_TASK DESCRIPTION_
Give the data below again, word for word.

Stored data entries:
* * * * * * * * *

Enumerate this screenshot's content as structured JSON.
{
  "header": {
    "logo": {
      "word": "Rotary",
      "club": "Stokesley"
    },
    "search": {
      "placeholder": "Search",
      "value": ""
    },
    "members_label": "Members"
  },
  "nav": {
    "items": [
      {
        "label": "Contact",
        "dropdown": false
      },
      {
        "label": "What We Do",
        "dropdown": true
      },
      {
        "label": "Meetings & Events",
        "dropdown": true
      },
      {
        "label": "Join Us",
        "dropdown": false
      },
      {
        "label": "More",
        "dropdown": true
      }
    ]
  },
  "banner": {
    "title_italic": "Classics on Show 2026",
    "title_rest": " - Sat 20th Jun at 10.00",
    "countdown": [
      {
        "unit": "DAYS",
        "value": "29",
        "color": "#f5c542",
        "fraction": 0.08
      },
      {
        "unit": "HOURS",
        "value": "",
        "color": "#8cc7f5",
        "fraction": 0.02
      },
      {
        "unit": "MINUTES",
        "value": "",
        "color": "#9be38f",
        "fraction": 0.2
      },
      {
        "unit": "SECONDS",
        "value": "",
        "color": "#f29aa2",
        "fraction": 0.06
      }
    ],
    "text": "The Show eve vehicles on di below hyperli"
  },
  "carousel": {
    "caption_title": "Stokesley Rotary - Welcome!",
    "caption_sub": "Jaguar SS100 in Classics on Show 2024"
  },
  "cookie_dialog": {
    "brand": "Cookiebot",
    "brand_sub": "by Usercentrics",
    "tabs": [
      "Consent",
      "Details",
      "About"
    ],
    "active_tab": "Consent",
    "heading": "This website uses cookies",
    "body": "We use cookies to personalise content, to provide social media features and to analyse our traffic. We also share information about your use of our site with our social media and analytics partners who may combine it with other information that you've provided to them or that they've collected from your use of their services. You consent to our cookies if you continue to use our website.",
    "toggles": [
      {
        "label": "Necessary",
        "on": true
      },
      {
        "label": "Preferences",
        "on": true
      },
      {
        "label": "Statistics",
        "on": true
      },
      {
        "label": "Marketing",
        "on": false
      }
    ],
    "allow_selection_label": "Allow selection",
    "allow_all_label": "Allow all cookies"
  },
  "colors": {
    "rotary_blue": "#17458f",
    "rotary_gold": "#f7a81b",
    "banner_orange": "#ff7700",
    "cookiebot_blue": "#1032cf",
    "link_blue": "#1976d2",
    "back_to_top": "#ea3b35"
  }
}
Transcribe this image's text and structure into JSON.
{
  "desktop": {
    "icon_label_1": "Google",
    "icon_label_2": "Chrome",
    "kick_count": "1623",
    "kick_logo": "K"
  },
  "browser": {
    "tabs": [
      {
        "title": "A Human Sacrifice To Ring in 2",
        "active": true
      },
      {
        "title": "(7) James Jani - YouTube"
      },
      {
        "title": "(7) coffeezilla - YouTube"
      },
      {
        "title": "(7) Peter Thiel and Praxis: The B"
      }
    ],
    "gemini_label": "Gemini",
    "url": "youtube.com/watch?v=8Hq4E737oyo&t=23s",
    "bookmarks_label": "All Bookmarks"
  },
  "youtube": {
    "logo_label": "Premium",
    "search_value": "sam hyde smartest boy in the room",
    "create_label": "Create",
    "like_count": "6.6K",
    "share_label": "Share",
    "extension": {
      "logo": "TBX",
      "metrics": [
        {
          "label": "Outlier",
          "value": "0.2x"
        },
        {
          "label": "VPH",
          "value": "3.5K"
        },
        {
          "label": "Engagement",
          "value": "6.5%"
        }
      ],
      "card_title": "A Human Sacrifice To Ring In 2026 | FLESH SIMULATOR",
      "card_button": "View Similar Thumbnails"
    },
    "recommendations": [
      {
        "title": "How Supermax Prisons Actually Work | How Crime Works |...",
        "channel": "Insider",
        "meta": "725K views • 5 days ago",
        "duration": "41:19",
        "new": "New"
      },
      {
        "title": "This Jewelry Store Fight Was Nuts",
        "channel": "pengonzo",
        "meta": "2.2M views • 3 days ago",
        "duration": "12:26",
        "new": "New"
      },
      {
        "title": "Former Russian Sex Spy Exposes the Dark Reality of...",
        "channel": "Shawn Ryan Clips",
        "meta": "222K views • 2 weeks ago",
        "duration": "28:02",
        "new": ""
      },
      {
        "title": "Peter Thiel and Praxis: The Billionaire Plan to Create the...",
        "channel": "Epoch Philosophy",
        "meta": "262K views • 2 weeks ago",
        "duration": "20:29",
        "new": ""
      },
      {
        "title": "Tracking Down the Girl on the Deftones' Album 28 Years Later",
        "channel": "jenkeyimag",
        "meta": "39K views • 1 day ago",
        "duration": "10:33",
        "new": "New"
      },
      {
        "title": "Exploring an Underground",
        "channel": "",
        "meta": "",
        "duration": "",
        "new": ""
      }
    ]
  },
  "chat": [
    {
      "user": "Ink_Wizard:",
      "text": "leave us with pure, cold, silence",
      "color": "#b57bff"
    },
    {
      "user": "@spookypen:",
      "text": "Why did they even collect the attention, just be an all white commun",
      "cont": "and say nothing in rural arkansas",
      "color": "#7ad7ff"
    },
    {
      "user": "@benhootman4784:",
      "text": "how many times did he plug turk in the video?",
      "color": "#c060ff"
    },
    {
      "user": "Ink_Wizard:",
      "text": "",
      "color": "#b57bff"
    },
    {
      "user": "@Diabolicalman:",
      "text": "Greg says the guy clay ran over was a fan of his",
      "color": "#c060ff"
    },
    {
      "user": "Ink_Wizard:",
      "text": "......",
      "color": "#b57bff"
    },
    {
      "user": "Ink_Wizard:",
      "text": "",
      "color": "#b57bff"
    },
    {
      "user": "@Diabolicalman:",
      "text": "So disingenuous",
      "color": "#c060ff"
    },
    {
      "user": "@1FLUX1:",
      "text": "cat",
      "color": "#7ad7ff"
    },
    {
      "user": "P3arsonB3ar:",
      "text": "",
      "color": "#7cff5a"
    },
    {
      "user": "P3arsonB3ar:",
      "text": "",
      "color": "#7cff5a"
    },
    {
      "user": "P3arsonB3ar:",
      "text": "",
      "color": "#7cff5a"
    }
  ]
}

* * * * * * * * *

_ANSWER TO THE PROBLEM_
Enumerate this screenshot's content as structured JSON.
{
  "header": {
    "logo": {
      "word": "Rotary",
      "club": "Stokesley"
    },
    "search": {
      "placeholder": "Search",
      "value": ""
    },
    "members_label": "Members"
  },
  "nav": {
    "items": [
      {
        "label": "Contact",
        "dropdown": false
      },
      {
        "label": "What We Do",
        "dropdown": true
      },
      {
        "label": "Meetings & Events",
        "dropdown": true
      },
      {
        "label": "Join Us",
        "dropdown": false
      },
      {
        "label": "More",
        "dropdown": true
      }
    ]
  },
  "banner": {
    "title_italic": "Classics on Show 2026",
    "title_rest": " - Sat 20th Jun at 10.00",
    "countdown": [
      {
        "unit": "DAYS",
        "value": "29",
        "color": "#f5c542",
        "fraction": 0.08
      },
      {
        "unit": "HOURS",
        "value": "",
        "color": "#8cc7f5",
        "fraction": 0.02
      },
      {
        "unit": "MINUTES",
        "value": "",
        "color": "#9be38f",
        "fraction": 0.2
      },
      {
        "unit": "SECONDS",
        "value": "",
        "color": "#f29aa2",
        "fraction": 0.06
      }
    ],
    "text": "The Show eve vehicles on di below hyperli"
  },
  "carousel": {
    "caption_title": "Stokesley Rotary - Welcome!",
    "caption_sub": "Jaguar SS100 in Classics on Show 2024"
  },
  "cookie_dialog": {
    "brand": "Cookiebot",
    "brand_sub": "by Usercentrics",
    "tabs": [
      "Consent",
      "Details",
      "About"
    ],
    "active_tab": "Consent",
    "heading": "This website uses cookies",
    "body": "We use cookies to personalise content, to provide social media features and to analyse our traffic. We also share information about your use of our site with our social media and analytics partners who may combine it with other information that you've provided to them or that they've collected from your use of their services. You consent to our cookies if you continue to use our website.",
    "toggles": [
      {
        "label": "Necessary",
        "on": true
      },
      {
        "label": "Preferences",
        "on": true
      },
      {
        "label": "Statistics",
        "on": true
      },
      {
        "label": "Marketing",
        "on": false
      }
    ],
    "allow_selection_label": "Allow selection",
    "allow_all_label": "Allow all cookies"
  },
  "colors": {
    "rotary_blue": "#17458f",
    "rotary_gold": "#f7a81b",
    "banner_orange": "#ff7700",
    "cookiebot_blue": "#1032cf",
    "link_blue": "#1976d2",
    "back_to_top": "#ea3b35"
  }
}
Transcribe this image's text and structure into JSON.
{
  "desktop": {
    "icon_label_1": "Google",
    "icon_label_2": "Chrome",
    "kick_count": "1623",
    "kick_logo": "K"
  },
  "browser": {
    "tabs": [
      {
        "title": "A Human Sacrifice To Ring in 2",
        "active": true
      },
      {
        "title": "(7) James Jani - YouTube"
      },
      {
        "title": "(7) coffeezilla - YouTube"
      },
      {
        "title": "(7) Peter Thiel and Praxis: The B"
      }
    ],
    "gemini_label": "Gemini",
    "url": "youtube.com/watch?v=8Hq4E737oyo&t=23s",
    "bookmarks_label": "All Bookmarks"
  },
  "youtube": {
    "logo_label": "Premium",
    "search_value": "sam hyde smartest boy in the room",
    "create_label": "Create",
    "like_count": "6.6K",
    "share_label": "Share",
    "extension": {
      "logo": "TBX",
      "metrics": [
        {
          "label": "Outlier",
          "value": "0.2x"
        },
        {
          "label": "VPH",
          "value": "3.5K"
        },
        {
          "label": "Engagement",
          "value": "6.5%"
        }
      ],
      "card_title": "A Human Sacrifice To Ring In 2026 | FLESH SIMULATOR",
      "card_button": "View Similar Thumbnails"
    },
    "recommendations": [
      {
        "title": "How Supermax Prisons Actually Work | How Crime Works |...",
        "channel": "Insider",
        "meta": "725K views • 5 days ago",
        "duration": "41:19",
        "new": "New"
      },
      {
        "title": "This Jewelry Store Fight Was Nuts",
        "channel": "pengonzo",
        "meta": "2.2M views • 3 days ago",
        "duration": "12:26",
        "new": "New"
      },
      {
        "title": "Former Russian Sex Spy Exposes the Dark Reality of...",
        "channel": "Shawn Ryan Clips",
        "meta": "222K views • 2 weeks ago",
        "duration": "28:02",
        "new": ""
      },
      {
        "title": "Peter Thiel and Praxis: The Billionaire Plan to Create the...",
        "channel": "Epoch Philosophy",
        "meta": "262K views • 2 weeks ago",
        "duration": "20:29",
        "new": ""
      },
      {
        "title": "Tracking Down the Girl on the Deftones' Album 28 Years Later",
        "channel": "jenkeyimag",
        "meta": "39K views • 1 day ago",
        "duration": "10:33",
        "new": "New"
      },
      {
        "title": "Exploring an Underground",
        "channel": "",
        "meta": "",
        "duration": "",
        "new": ""
      }
    ]
  },
  "chat": [
    {
      "user": "Ink_Wizard:",
      "text": "leave us with pure, cold, silence",
      "color": "#b57bff"
    },
    {
      "user": "@spookypen:",
      "text": "Why did they even collect the attention, just be an all white commun",
      "cont": "and say nothing in rural arkansas",
      "color": "#7ad7ff"
    },
    {
      "user": "@benhootman4784:",
      "text": "how many times did he plug turk in the video?",
      "color": "#c060ff"
    },
    {
      "user": "Ink_Wizard:",
      "text": "",
      "color": "#b57bff"
    },
    {
      "user": "@Diabolicalman:",
      "text": "Greg says the guy clay ran over was a fan of his",
      "color": "#c060ff"
    },
    {
      "user": "Ink_Wizard:",
      "text": "......",
      "color": "#b57bff"
    },
    {
      "user": "Ink_Wizard:",
      "text": "",
      "color": "#b57bff"
    },
    {
      "user": "@Diabolicalman:",
      "text": "So disingenuous",
      "color": "#c060ff"
    },
    {
      "user": "@1FLUX1:",
      "text": "cat",
      "color": "#7ad7ff"
    },
    {
      "user": "P3arsonB3ar:",
      "text": "",
      "color": "#7cff5a"
    },
    {
      "user": "P3arsonB3ar:",
      "text": "",
      "color": "#7cff5a"
    },
    {
      "user": "P3arsonB3ar:",
      "text": "",
      "color": "#7cff5a"
    }
  ]
}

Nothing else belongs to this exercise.